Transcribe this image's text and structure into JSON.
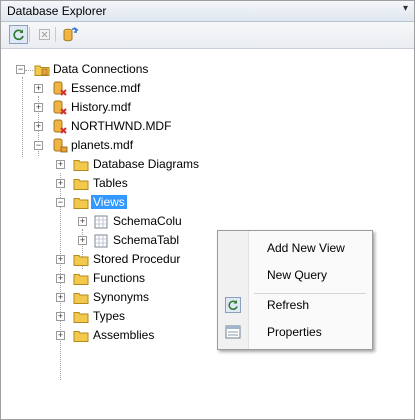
{
  "window": {
    "title": "Database Explorer",
    "pin_glyph": "▾"
  },
  "toolbar": {
    "buttons": [
      {
        "name": "refresh-button",
        "icon": "refresh-icon"
      },
      {
        "name": "stop-button",
        "icon": "close-icon"
      },
      {
        "name": "connect-button",
        "icon": "connect-database-icon"
      }
    ]
  },
  "tree": {
    "root": "Data Connections",
    "connections": [
      {
        "label": "Essence.mdf",
        "state": "disconnected"
      },
      {
        "label": "History.mdf",
        "state": "disconnected"
      },
      {
        "label": "NORTHWND.MDF",
        "state": "disconnected"
      },
      {
        "label": "planets.mdf",
        "state": "connected"
      }
    ],
    "folders": [
      "Database Diagrams",
      "Tables",
      "Views",
      "Stored Procedur",
      "Functions",
      "Synonyms",
      "Types",
      "Assemblies"
    ],
    "views_children": [
      "SchemaColu",
      "SchemaTabl"
    ],
    "selected": "Views"
  },
  "context_menu": {
    "items": [
      {
        "label": "Add New View",
        "icon": ""
      },
      {
        "label": "New Query",
        "icon": ""
      },
      {
        "label": "Refresh",
        "icon": "refresh-icon"
      },
      {
        "label": "Properties",
        "icon": "properties-icon"
      }
    ]
  },
  "colors": {
    "selection": "#3399ff",
    "folder": "#f2c94c",
    "database": "#e8a13a",
    "error_mark": "#d32f2f"
  }
}
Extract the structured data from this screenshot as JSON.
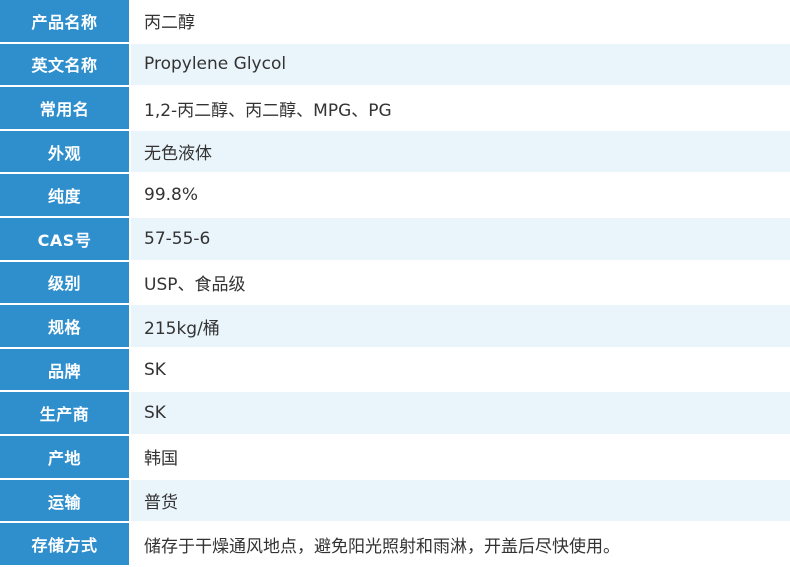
{
  "rows": [
    {
      "label": "产品名称",
      "value": "丙二醇"
    },
    {
      "label": "英文名称",
      "value": "Propylene Glycol"
    },
    {
      "label": "常用名",
      "value": "1,2-丙二醇、丙二醇、MPG、PG"
    },
    {
      "label": "外观",
      "value": "无色液体"
    },
    {
      "label": "纯度",
      "value": "99.8%"
    },
    {
      "label": "CAS号",
      "value": "57-55-6"
    },
    {
      "label": "级别",
      "value": "USP、食品级"
    },
    {
      "label": "规格",
      "value": "215kg/桶"
    },
    {
      "label": "品牌",
      "value": "SK"
    },
    {
      "label": "生产商",
      "value": "SK"
    },
    {
      "label": "产地",
      "value": "韩国"
    },
    {
      "label": "运输",
      "value": "普货"
    },
    {
      "label": "存储方式",
      "value": "储存于干燥通风地点，避免阳光照射和雨淋，开盖后尽快使用。"
    }
  ],
  "colors": {
    "label_background": "#2f8fcd",
    "label_text": "#ffffff",
    "row_alt_background": "#eaf4fb",
    "value_text": "#333333"
  }
}
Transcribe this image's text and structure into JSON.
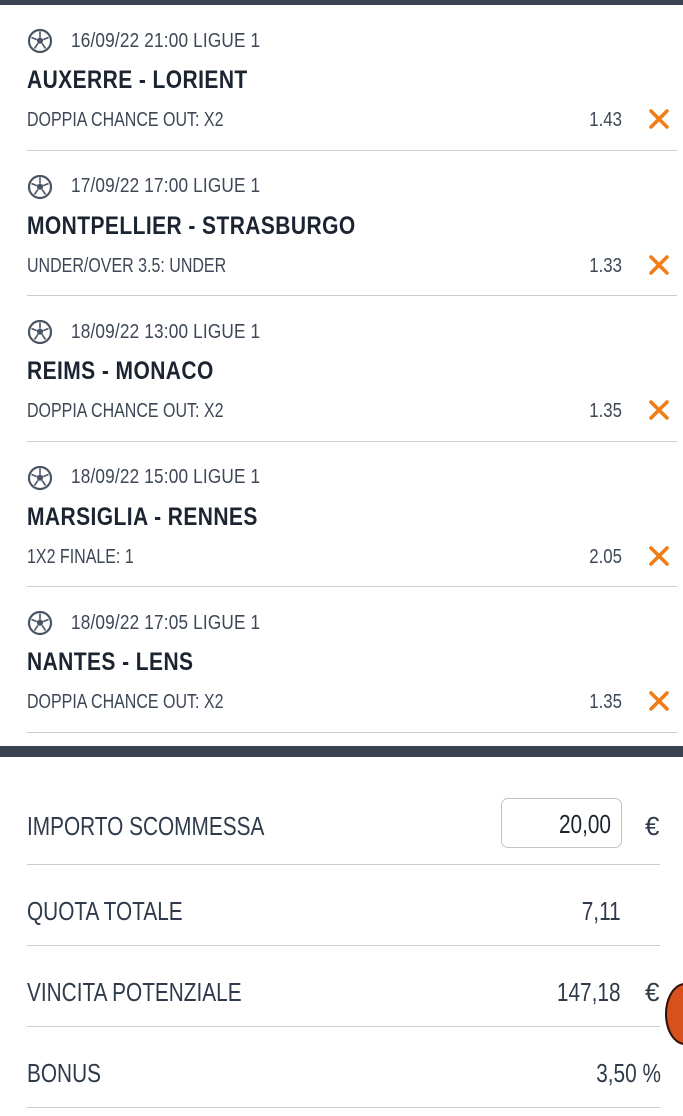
{
  "bets": [
    {
      "meta": "16/09/22 21:00 LIGUE 1",
      "match": "AUXERRE - LORIENT",
      "market": "DOPPIA CHANCE OUT: X2",
      "odd": "1.43"
    },
    {
      "meta": "17/09/22 17:00 LIGUE 1",
      "match": "MONTPELLIER - STRASBURGO",
      "market": "UNDER/OVER 3.5: UNDER",
      "odd": "1.33"
    },
    {
      "meta": "18/09/22 13:00 LIGUE 1",
      "match": "REIMS - MONACO",
      "market": "DOPPIA CHANCE OUT: X2",
      "odd": "1.35"
    },
    {
      "meta": "18/09/22 15:00 LIGUE 1",
      "match": "MARSIGLIA - RENNES",
      "market": "1X2 FINALE: 1",
      "odd": "2.05"
    },
    {
      "meta": "18/09/22 17:05 LIGUE 1",
      "match": "NANTES - LENS",
      "market": "DOPPIA CHANCE OUT: X2",
      "odd": "1.35"
    }
  ],
  "summary": {
    "stake_label": "IMPORTO SCOMMESSA",
    "stake_value": "20,00",
    "currency": "€",
    "total_odds_label": "QUOTA TOTALE",
    "total_odds_value": "7,11",
    "potential_win_label": "VINCITA POTENZIALE",
    "potential_win_value": "147,18",
    "bonus_label": "BONUS",
    "bonus_value": "3,50 %"
  },
  "icons": {
    "sport": "soccer-ball-icon",
    "remove": "close-icon"
  },
  "colors": {
    "remove": "#f07d16",
    "dark_bar": "#39434f",
    "text": "#2f3b4a"
  }
}
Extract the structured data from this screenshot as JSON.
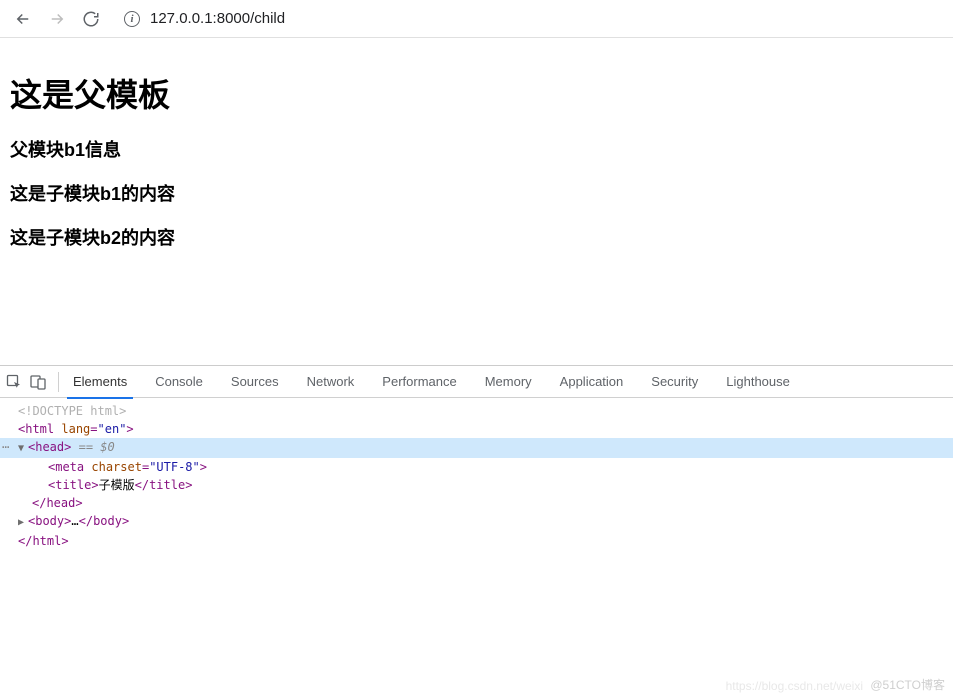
{
  "browser": {
    "url": "127.0.0.1:8000/child",
    "info_glyph": "i"
  },
  "page": {
    "h1": "这是父模板",
    "h2_1": "父模块b1信息",
    "h2_2": "这是子模块b1的内容",
    "h2_3": "这是子模块b2的内容"
  },
  "devtools": {
    "tabs": {
      "elements": "Elements",
      "console": "Console",
      "sources": "Sources",
      "network": "Network",
      "performance": "Performance",
      "memory": "Memory",
      "application": "Application",
      "security": "Security",
      "lighthouse": "Lighthouse"
    },
    "code": {
      "doctype": "<!DOCTYPE html>",
      "html_open_tag": "html",
      "html_lang_attr": "lang",
      "html_lang_val": "\"en\"",
      "head_tag": "head",
      "eq_dollar": " == $0",
      "meta_tag": "meta",
      "meta_attr": "charset",
      "meta_val": "\"UTF-8\"",
      "title_tag": "title",
      "title_text": "子模版",
      "head_close": "head",
      "body_tag": "body",
      "body_ellipsis": "…",
      "html_close": "html"
    }
  },
  "watermark": {
    "right": "@51CTO博客",
    "faint": "https://blog.csdn.net/weixi"
  }
}
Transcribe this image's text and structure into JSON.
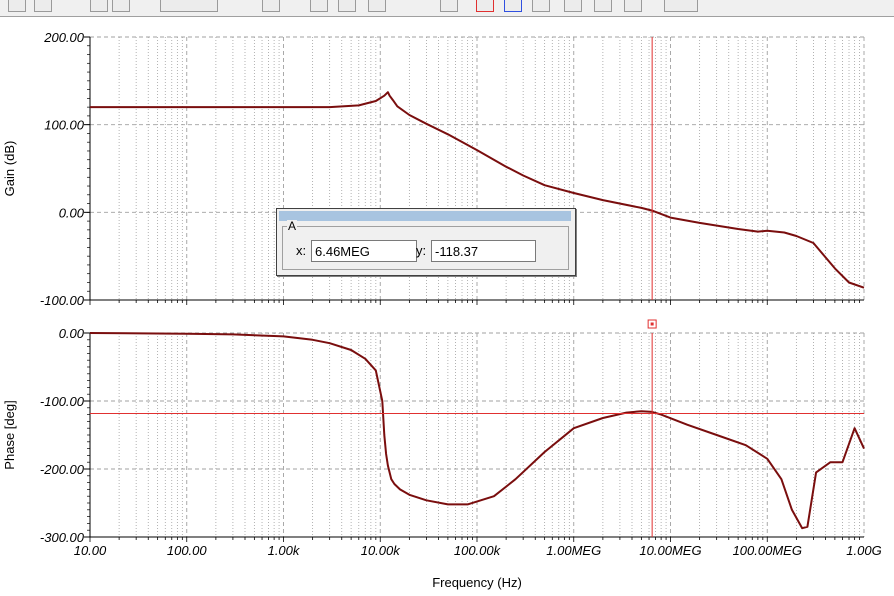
{
  "colors": {
    "trace": "#7a0e0e",
    "cursor": "#e03030",
    "grid": "#a0a0a0",
    "titlebar": "#a8c4e0"
  },
  "toolbar": {
    "icons": [
      "toolbar-button",
      "toolbar-button",
      "grid-icon",
      "zoom-icon",
      "zoom-dropdown-icon",
      "scale-icon",
      "axis-icon",
      "axis-y-icon",
      "legend-icon",
      "refresh-icon",
      "cursor-a-icon",
      "cursor-b-icon",
      "cursor-c-icon",
      "pointer-icon",
      "play-icon",
      "stepper-icon"
    ]
  },
  "cursor_readout": {
    "group_label": "A",
    "x_label": "x:",
    "x_value": "6.46MEG",
    "y_label": "y:",
    "y_value": "-118.37"
  },
  "chart_data": [
    {
      "type": "line",
      "title": "",
      "ylabel": "Gain (dB)",
      "xlabel": "",
      "xscale": "log",
      "xlim": [
        10,
        1000000000
      ],
      "ylim": [
        -100,
        200
      ],
      "grid": true,
      "ytick_labels": [
        "200.00",
        "100.00",
        "0.00",
        "-100.00"
      ],
      "yticks": [
        200,
        100,
        0,
        -100
      ],
      "series": [
        {
          "x": [
            10,
            100,
            1000,
            3000,
            6000,
            9000,
            11000,
            12000,
            12500,
            13500,
            15000,
            20000,
            30000,
            50000,
            100000,
            200000,
            300000,
            500000,
            1000000,
            2000000,
            5000000,
            6460000,
            10000000,
            20000000,
            50000000,
            80000000,
            100000000,
            150000000,
            200000000,
            300000000,
            500000000,
            700000000,
            1000000000
          ],
          "y": [
            120,
            120,
            120,
            120,
            122,
            127,
            133,
            137,
            133,
            128,
            121,
            111,
            101,
            89,
            71,
            52,
            42,
            31,
            22,
            14,
            5,
            2,
            -6,
            -12,
            -19,
            -22,
            -21,
            -23,
            -27,
            -35,
            -64,
            -80,
            -86
          ]
        }
      ]
    },
    {
      "type": "line",
      "title": "",
      "ylabel": "Phase [deg]",
      "xlabel": "Frequency (Hz)",
      "xscale": "log",
      "xlim": [
        10,
        1000000000
      ],
      "ylim": [
        -300,
        0
      ],
      "grid": true,
      "ytick_labels": [
        "0.00",
        "-100.00",
        "-200.00",
        "-300.00"
      ],
      "yticks": [
        0,
        -100,
        -200,
        -300
      ],
      "xtick_labels": [
        "10.00",
        "100.00",
        "1.00k",
        "10.00k",
        "100.00k",
        "1.00MEG",
        "10.00MEG",
        "100.00MEG",
        "1.00G"
      ],
      "xticks": [
        10,
        100,
        1000,
        10000,
        100000,
        1000000,
        10000000,
        100000000,
        1000000000
      ],
      "series": [
        {
          "x": [
            10,
            100,
            300,
            1000,
            2000,
            3000,
            5000,
            7000,
            9000,
            10500,
            11000,
            11500,
            12000,
            13000,
            14000,
            16000,
            20000,
            30000,
            50000,
            80000,
            150000,
            250000,
            500000,
            1000000,
            2000000,
            3500000,
            5000000,
            6460000,
            8000000,
            15000000,
            30000000,
            60000000,
            100000000,
            140000000,
            180000000,
            230000000,
            260000000,
            320000000,
            450000000,
            600000000,
            800000000,
            1000000000
          ],
          "y": [
            0,
            -1,
            -2,
            -5,
            -10,
            -15,
            -25,
            -38,
            -55,
            -100,
            -150,
            -178,
            -195,
            -215,
            -222,
            -230,
            -238,
            -246,
            -252,
            -252,
            -240,
            -215,
            -175,
            -140,
            -125,
            -117,
            -115,
            -116,
            -120,
            -135,
            -150,
            -165,
            -185,
            -215,
            -260,
            -287,
            -285,
            -205,
            -190,
            -190,
            -140,
            -170
          ]
        }
      ]
    }
  ],
  "cursor": {
    "x": 6460000,
    "y": -118.37
  }
}
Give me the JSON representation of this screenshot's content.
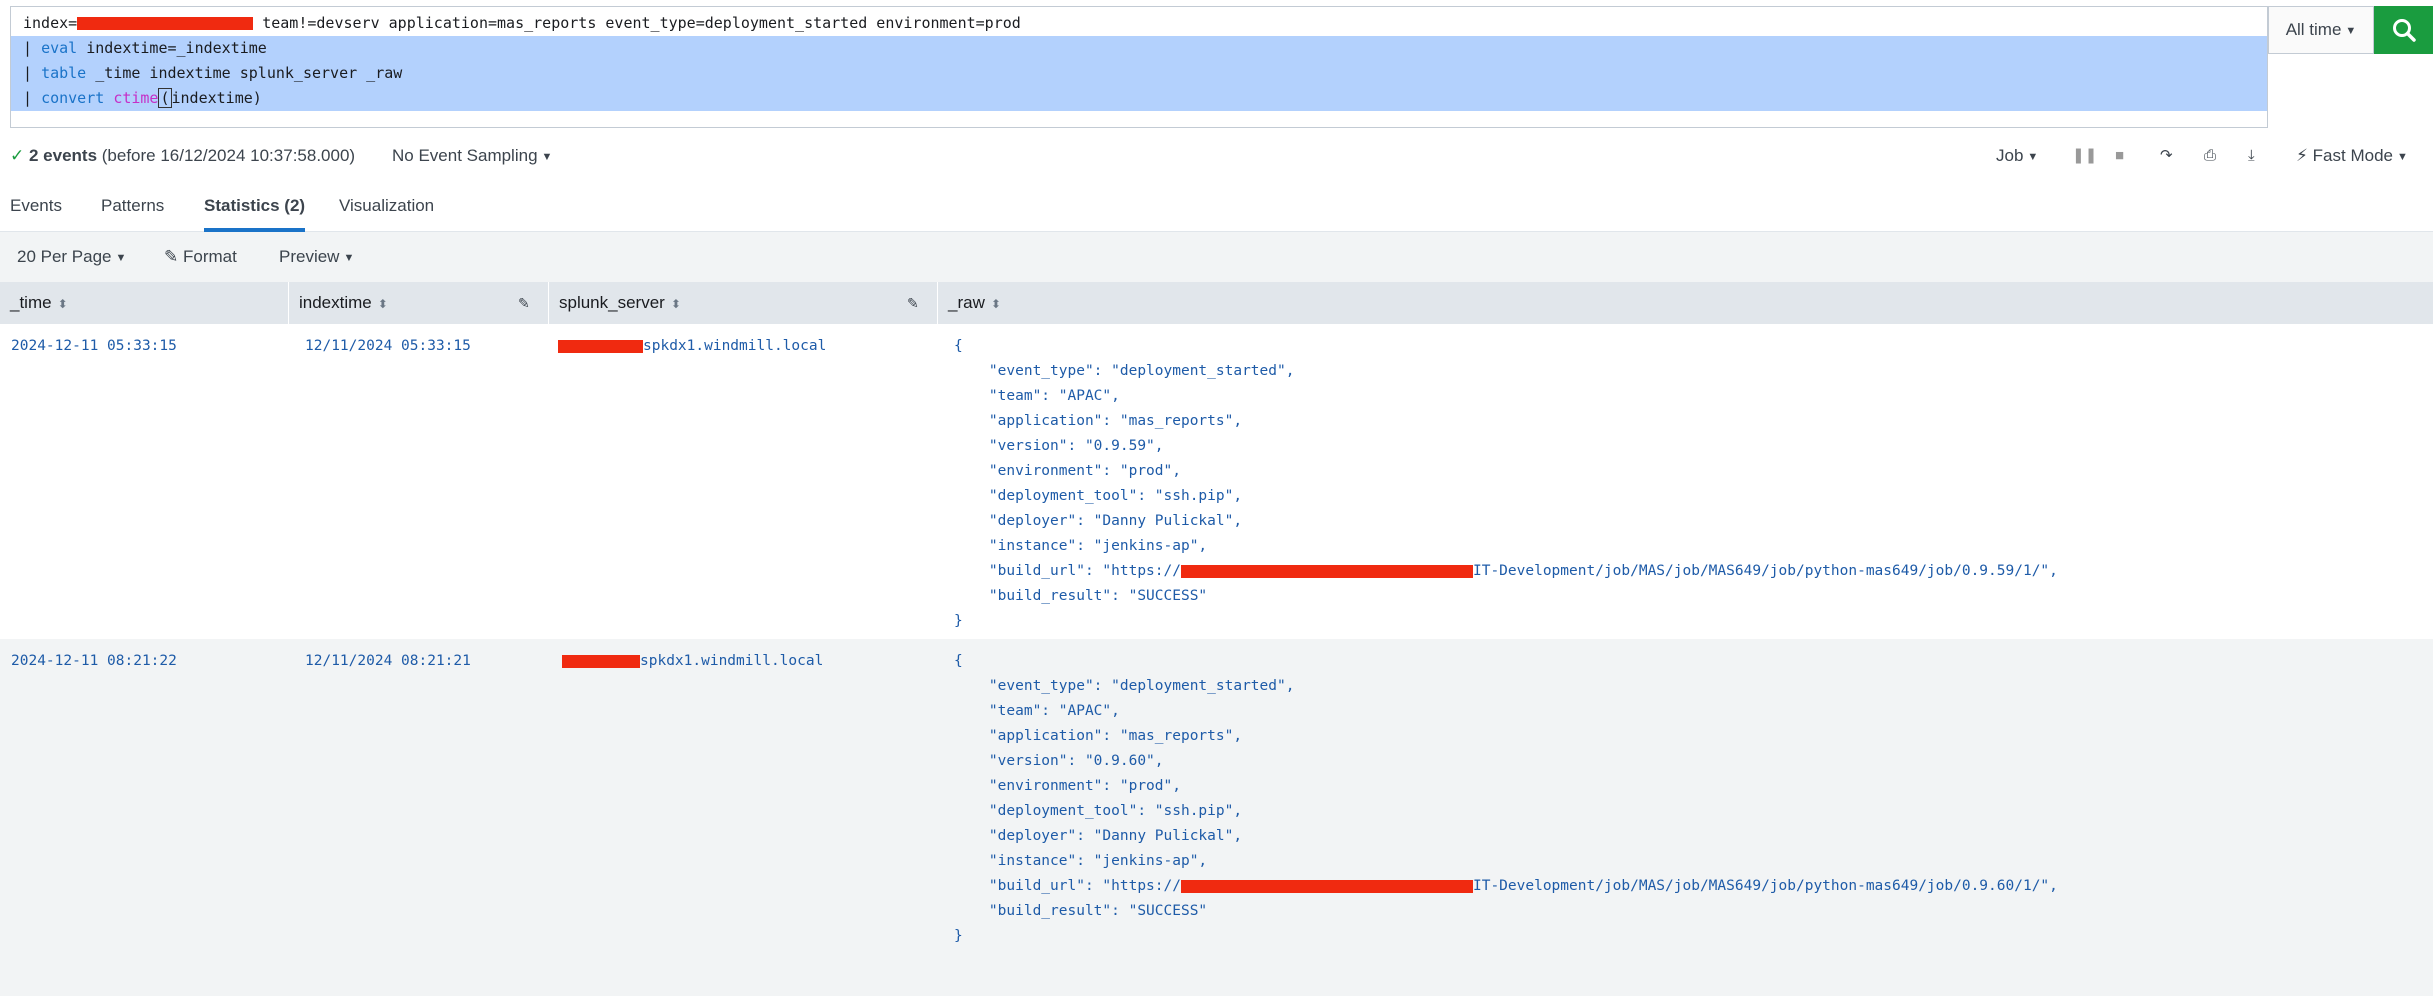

────────────────

### REQUEST
Copy and report every line where the word "match" is present.

### SOLUTION TO THIS PROBLEM
      "match": "AUXERRE - LORIENT",
      "match": "MONTPELLIER - STRASBURGO",
      "match": "REIMS - MONACO",
      "match": "MARSIGLIA - RENNES",
      "match": "NANTES - LENS",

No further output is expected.